=== Problem statement ===
Working from the listing below, set down every line exactly.

=== Data for review ===
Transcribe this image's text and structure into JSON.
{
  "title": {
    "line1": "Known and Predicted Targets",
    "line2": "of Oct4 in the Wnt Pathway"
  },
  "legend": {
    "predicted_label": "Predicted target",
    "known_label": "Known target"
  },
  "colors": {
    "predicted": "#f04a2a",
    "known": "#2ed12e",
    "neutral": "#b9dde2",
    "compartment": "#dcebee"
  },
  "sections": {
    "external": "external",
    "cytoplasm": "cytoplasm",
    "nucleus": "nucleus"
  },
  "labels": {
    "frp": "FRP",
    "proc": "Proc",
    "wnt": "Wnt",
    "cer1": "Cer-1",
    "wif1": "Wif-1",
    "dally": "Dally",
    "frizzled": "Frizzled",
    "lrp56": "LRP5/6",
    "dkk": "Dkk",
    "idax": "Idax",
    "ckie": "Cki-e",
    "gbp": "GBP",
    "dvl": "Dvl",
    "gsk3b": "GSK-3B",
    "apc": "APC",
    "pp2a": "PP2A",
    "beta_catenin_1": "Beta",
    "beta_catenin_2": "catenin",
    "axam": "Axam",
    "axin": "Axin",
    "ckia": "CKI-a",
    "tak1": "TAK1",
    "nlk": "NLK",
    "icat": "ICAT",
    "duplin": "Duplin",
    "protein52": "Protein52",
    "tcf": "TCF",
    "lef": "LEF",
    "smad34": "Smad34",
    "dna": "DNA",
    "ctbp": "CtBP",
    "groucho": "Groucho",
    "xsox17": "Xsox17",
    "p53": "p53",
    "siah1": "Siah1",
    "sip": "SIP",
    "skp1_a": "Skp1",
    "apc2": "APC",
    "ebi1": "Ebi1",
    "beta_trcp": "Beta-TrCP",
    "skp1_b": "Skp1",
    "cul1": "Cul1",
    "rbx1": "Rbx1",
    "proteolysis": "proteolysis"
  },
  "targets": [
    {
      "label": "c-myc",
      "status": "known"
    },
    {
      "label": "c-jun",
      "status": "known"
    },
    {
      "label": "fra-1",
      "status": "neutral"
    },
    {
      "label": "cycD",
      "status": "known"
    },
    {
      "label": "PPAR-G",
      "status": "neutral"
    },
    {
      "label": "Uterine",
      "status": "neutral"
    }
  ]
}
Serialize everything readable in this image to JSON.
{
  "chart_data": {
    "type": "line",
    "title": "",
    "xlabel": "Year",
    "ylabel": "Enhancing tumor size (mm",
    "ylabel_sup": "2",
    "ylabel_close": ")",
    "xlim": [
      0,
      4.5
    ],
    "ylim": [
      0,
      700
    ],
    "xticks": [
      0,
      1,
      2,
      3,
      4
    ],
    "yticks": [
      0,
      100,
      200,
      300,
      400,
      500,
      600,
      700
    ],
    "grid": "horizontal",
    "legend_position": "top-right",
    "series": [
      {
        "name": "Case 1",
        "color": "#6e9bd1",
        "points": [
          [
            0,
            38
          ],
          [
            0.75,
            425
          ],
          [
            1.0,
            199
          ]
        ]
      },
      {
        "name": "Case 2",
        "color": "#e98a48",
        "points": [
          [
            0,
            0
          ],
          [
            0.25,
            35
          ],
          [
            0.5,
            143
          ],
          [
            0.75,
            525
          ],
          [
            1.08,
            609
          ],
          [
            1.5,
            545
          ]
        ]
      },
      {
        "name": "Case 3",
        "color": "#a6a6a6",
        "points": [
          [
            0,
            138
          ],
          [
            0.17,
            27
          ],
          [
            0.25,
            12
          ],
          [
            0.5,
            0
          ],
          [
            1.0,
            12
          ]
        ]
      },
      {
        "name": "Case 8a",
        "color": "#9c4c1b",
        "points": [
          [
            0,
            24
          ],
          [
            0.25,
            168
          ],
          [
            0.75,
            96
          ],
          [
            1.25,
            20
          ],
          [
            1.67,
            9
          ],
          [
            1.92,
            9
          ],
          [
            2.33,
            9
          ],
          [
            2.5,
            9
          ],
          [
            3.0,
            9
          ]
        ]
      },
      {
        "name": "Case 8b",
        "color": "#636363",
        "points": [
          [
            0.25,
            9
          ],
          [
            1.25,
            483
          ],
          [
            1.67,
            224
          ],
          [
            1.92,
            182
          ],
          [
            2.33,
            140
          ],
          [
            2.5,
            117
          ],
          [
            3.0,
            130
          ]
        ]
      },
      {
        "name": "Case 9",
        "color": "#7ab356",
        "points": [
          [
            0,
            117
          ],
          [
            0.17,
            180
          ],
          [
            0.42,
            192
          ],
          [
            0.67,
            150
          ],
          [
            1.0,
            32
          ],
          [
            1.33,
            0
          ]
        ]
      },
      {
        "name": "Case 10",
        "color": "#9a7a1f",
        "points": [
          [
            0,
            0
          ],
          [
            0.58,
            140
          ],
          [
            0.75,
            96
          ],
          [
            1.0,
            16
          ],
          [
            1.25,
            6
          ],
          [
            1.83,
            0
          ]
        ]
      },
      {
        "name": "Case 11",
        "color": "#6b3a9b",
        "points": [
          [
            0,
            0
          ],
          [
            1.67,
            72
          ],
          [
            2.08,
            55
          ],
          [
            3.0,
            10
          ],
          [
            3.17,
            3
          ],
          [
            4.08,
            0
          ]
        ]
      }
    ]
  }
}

=== Response to this task ===
Transcribe this image's text and structure into JSON.
{
  "title": {
    "line1": "Known and Predicted Targets",
    "line2": "of Oct4 in the Wnt Pathway"
  },
  "legend": {
    "predicted_label": "Predicted target",
    "known_label": "Known target"
  },
  "colors": {
    "predicted": "#f04a2a",
    "known": "#2ed12e",
    "neutral": "#b9dde2",
    "compartment": "#dcebee"
  },
  "sections": {
    "external": "external",
    "cytoplasm": "cytoplasm",
    "nucleus": "nucleus"
  },
  "labels": {
    "frp": "FRP",
    "proc": "Proc",
    "wnt": "Wnt",
    "cer1": "Cer-1",
    "wif1": "Wif-1",
    "dally": "Dally",
    "frizzled": "Frizzled",
    "lrp56": "LRP5/6",
    "dkk": "Dkk",
    "idax": "Idax",
    "ckie": "Cki-e",
    "gbp": "GBP",
    "dvl": "Dvl",
    "gsk3b": "GSK-3B",
    "apc": "APC",
    "pp2a": "PP2A",
    "beta_catenin_1": "Beta",
    "beta_catenin_2": "catenin",
    "axam": "Axam",
    "axin": "Axin",
    "ckia": "CKI-a",
    "tak1": "TAK1",
    "nlk": "NLK",
    "icat": "ICAT",
    "duplin": "Duplin",
    "protein52": "Protein52",
    "tcf": "TCF",
    "lef": "LEF",
    "smad34": "Smad34",
    "dna": "DNA",
    "ctbp": "CtBP",
    "groucho": "Groucho",
    "xsox17": "Xsox17",
    "p53": "p53",
    "siah1": "Siah1",
    "sip": "SIP",
    "skp1_a": "Skp1",
    "apc2": "APC",
    "ebi1": "Ebi1",
    "beta_trcp": "Beta-TrCP",
    "skp1_b": "Skp1",
    "cul1": "Cul1",
    "rbx1": "Rbx1",
    "proteolysis": "proteolysis"
  },
  "targets": [
    {
      "label": "c-myc",
      "status": "known"
    },
    {
      "label": "c-jun",
      "status": "known"
    },
    {
      "label": "fra-1",
      "status": "neutral"
    },
    {
      "label": "cycD",
      "status": "known"
    },
    {
      "label": "PPAR-G",
      "status": "neutral"
    },
    {
      "label": "Uterine",
      "status": "neutral"
    }
  ]
}
Serialize everything readable in this image to JSON.
{
  "chart_data": {
    "type": "line",
    "title": "",
    "xlabel": "Year",
    "ylabel": "Enhancing tumor size (mm",
    "ylabel_sup": "2",
    "ylabel_close": ")",
    "xlim": [
      0,
      4.5
    ],
    "ylim": [
      0,
      700
    ],
    "xticks": [
      0,
      1,
      2,
      3,
      4
    ],
    "yticks": [
      0,
      100,
      200,
      300,
      400,
      500,
      600,
      700
    ],
    "grid": "horizontal",
    "legend_position": "top-right",
    "series": [
      {
        "name": "Case 1",
        "color": "#6e9bd1",
        "points": [
          [
            0,
            38
          ],
          [
            0.75,
            425
          ],
          [
            1.0,
            199
          ]
        ]
      },
      {
        "name": "Case 2",
        "color": "#e98a48",
        "points": [
          [
            0,
            0
          ],
          [
            0.25,
            35
          ],
          [
            0.5,
            143
          ],
          [
            0.75,
            525
          ],
          [
            1.08,
            609
          ],
          [
            1.5,
            545
          ]
        ]
      },
      {
        "name": "Case 3",
        "color": "#a6a6a6",
        "points": [
          [
            0,
            138
          ],
          [
            0.17,
            27
          ],
          [
            0.25,
            12
          ],
          [
            0.5,
            0
          ],
          [
            1.0,
            12
          ]
        ]
      },
      {
        "name": "Case 8a",
        "color": "#9c4c1b",
        "points": [
          [
            0,
            24
          ],
          [
            0.25,
            168
          ],
          [
            0.75,
            96
          ],
          [
            1.25,
            20
          ],
          [
            1.67,
            9
          ],
          [
            1.92,
            9
          ],
          [
            2.33,
            9
          ],
          [
            2.5,
            9
          ],
          [
            3.0,
            9
          ]
        ]
      },
      {
        "name": "Case 8b",
        "color": "#636363",
        "points": [
          [
            0.25,
            9
          ],
          [
            1.25,
            483
          ],
          [
            1.67,
            224
          ],
          [
            1.92,
            182
          ],
          [
            2.33,
            140
          ],
          [
            2.5,
            117
          ],
          [
            3.0,
            130
          ]
        ]
      },
      {
        "name": "Case 9",
        "color": "#7ab356",
        "points": [
          [
            0,
            117
          ],
          [
            0.17,
            180
          ],
          [
            0.42,
            192
          ],
          [
            0.67,
            150
          ],
          [
            1.0,
            32
          ],
          [
            1.33,
            0
          ]
        ]
      },
      {
        "name": "Case 10",
        "color": "#9a7a1f",
        "points": [
          [
            0,
            0
          ],
          [
            0.58,
            140
          ],
          [
            0.75,
            96
          ],
          [
            1.0,
            16
          ],
          [
            1.25,
            6
          ],
          [
            1.83,
            0
          ]
        ]
      },
      {
        "name": "Case 11",
        "color": "#6b3a9b",
        "points": [
          [
            0,
            0
          ],
          [
            1.67,
            72
          ],
          [
            2.08,
            55
          ],
          [
            3.0,
            10
          ],
          [
            3.17,
            3
          ],
          [
            4.08,
            0
          ]
        ]
      }
    ]
  }
}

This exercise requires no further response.